It is this aspect of the agency’s exploration activities that will now be built upon.

Alas, many of us think that we have unfinished business on the Moon and that this shift in policy is tantamount to ignoring this amazing world and potential resource. Perhaps. Perhaps not. What NASA’s “Flexible Path” eventually becomes will make that determination.

Either way, all of this is on hold – but not for long – and only in terms of hardware, not intent. America is going to pause, marshall its resources, divert from dead-end, 20th century approaches, and embrace new, 21st century compliant plans for the exploration and utilization of space.

The next generation of space explorers will not be disappointed. It would seem that the focus is now shifting and widening – from visiting one world – to visiting many worlds and places and establishing the infrastructure to allow choices to be made in a more pragmatic and flexible fashion.

Curiously, the approach that the Obama Administration is now about to take is very similar to the pragmatic, out of the box, “let a thousand flowers bloom” thinking that characterized NASA in the year or so after President Bush announced his plans for NASA. This short era of pragmatism came to a swift halt with the departure of Sean O’Keefe and Craig Steidle and the arrival of Mike Griffin, Doc Horowitz, and the ill-fated and myopic “Apollo on Steroids” approach to exploration.

**ENTRIES SUPPLIED:**
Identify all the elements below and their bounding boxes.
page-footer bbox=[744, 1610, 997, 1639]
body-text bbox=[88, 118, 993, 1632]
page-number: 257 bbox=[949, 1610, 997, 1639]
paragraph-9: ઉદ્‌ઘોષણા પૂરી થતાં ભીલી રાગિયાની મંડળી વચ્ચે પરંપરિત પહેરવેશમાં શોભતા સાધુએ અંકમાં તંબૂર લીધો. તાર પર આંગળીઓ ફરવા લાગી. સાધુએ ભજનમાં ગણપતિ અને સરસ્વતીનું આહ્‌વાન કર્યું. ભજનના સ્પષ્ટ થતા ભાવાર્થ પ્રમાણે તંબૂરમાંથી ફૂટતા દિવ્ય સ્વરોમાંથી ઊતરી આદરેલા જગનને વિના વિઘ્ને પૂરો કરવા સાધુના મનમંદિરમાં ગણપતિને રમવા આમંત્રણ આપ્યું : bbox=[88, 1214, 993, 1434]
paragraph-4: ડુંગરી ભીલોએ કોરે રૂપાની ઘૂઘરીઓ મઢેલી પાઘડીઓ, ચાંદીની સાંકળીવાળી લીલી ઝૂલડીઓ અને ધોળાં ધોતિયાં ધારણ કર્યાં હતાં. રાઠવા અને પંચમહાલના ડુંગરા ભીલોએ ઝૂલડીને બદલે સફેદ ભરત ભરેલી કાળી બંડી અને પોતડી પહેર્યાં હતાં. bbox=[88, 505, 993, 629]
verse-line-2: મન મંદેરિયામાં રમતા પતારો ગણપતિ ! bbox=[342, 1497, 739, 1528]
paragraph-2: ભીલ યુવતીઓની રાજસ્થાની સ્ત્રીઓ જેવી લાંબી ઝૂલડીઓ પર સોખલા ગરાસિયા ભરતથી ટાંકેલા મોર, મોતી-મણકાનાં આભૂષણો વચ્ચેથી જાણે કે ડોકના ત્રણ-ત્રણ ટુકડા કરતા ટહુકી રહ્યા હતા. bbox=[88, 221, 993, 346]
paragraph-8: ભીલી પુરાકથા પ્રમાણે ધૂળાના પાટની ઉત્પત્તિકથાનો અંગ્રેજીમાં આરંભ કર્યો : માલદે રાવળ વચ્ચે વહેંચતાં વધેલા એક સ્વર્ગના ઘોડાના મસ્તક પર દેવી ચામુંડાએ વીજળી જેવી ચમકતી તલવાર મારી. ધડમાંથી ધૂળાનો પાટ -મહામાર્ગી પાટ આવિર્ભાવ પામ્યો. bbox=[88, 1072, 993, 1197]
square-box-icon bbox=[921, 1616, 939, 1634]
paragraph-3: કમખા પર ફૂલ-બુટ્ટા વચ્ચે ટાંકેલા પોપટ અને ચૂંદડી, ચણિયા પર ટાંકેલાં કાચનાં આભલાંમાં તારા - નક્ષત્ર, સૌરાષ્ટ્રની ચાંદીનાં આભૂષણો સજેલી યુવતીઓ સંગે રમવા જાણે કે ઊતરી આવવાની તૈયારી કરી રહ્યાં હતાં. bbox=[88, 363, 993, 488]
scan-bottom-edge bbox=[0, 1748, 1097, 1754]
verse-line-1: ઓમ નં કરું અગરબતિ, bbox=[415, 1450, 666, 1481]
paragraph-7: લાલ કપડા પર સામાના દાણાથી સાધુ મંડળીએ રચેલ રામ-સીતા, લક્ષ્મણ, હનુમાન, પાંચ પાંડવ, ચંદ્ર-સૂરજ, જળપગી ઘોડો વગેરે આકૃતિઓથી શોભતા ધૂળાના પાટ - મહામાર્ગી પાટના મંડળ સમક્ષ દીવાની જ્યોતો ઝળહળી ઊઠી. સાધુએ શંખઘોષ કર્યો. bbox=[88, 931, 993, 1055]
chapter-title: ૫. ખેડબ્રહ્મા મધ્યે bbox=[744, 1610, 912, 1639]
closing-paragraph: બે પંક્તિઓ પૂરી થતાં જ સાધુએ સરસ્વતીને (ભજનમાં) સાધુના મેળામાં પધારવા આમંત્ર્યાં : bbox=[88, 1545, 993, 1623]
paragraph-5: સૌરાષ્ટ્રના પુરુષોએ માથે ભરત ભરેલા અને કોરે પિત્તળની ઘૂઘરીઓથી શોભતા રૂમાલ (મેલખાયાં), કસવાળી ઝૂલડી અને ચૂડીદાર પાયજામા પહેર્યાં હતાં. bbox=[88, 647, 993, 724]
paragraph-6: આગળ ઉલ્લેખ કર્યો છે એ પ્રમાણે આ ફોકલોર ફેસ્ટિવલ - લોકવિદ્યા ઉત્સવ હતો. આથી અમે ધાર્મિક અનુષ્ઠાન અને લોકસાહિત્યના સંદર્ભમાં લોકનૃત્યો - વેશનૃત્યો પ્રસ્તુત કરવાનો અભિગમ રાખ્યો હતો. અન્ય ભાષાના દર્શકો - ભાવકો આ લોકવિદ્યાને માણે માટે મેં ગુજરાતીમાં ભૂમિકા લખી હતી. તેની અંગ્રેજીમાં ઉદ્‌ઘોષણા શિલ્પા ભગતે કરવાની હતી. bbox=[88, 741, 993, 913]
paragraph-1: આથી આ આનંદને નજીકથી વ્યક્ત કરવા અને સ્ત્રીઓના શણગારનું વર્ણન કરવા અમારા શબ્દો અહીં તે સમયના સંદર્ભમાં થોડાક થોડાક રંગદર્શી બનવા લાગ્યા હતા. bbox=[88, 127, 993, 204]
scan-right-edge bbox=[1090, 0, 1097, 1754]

**PROBLEM REQUIREMENTS:**
Extend the commentary on NASA's exploration policy, starting after its final sentence. The records were taken from a separate source.

**RESPONSE:**
The big question lingering in everyone’s mind is where will NASA go? Well, the large scale Bush-era plans for lunar exploration are no longer in play. That said, human visits to the Moon are not excluded either. While it has yet to be defined, the “Flexible Path that the Augustine Committee put forth (now called “FlexPath” by some) seeks to visit Near Earth Objects (NEOs), and perhaps the moons of Mars as a precursor to visits to Mars itself. Sortie visits to the Moon – perhaps as part of an international collaboration – are also under consideration.

But the issue at hand is not where NASA goes as much as it is how NASA goes there. NASA is now walking away from the old, government-mandated approach that Mike Griffin put into place. During the 5 year space ahead, NASA will spend $7.8 billion on a new technology demonstration program that will look at advanced exploration capabilities. It will also spend $3.1 billion on R&D that looks into new propulsion systems and $3 billion on robotic precursors to scout ahead of future human crews.

In order to enhance the body of knowledge needed to support humans on long duration missions, NASA will increase the International Space Station’s Human Research Program by 42% over the next 5 years – and extend the lifetime of the ISS from 2016 to at east 2020. This increase will amount to $463 million more than the enacted FY 2010 budget and a total of $2 billion over the following 4 years when compared to what had been projected in the FY 2010 budget.

Specifically, NASA will invest in critical technology demonstrations to the tune of $7.822 billion between FY 2011 and FY 2015. This will include “Flagship demonstration programs” which will be funded at the level of $400 million to $1 billion over short periods (less than 5 years) and demonstrate critical technologies including in-orbit propellant transfer, inflatable modules, automated rendezvous and docking, and closed loop life support systems – all the things NASA will need to explore and utilize the inner solar system. In addition enabling technologies such as in situ resource utilization and advanced deep space propulsion will also be investigated.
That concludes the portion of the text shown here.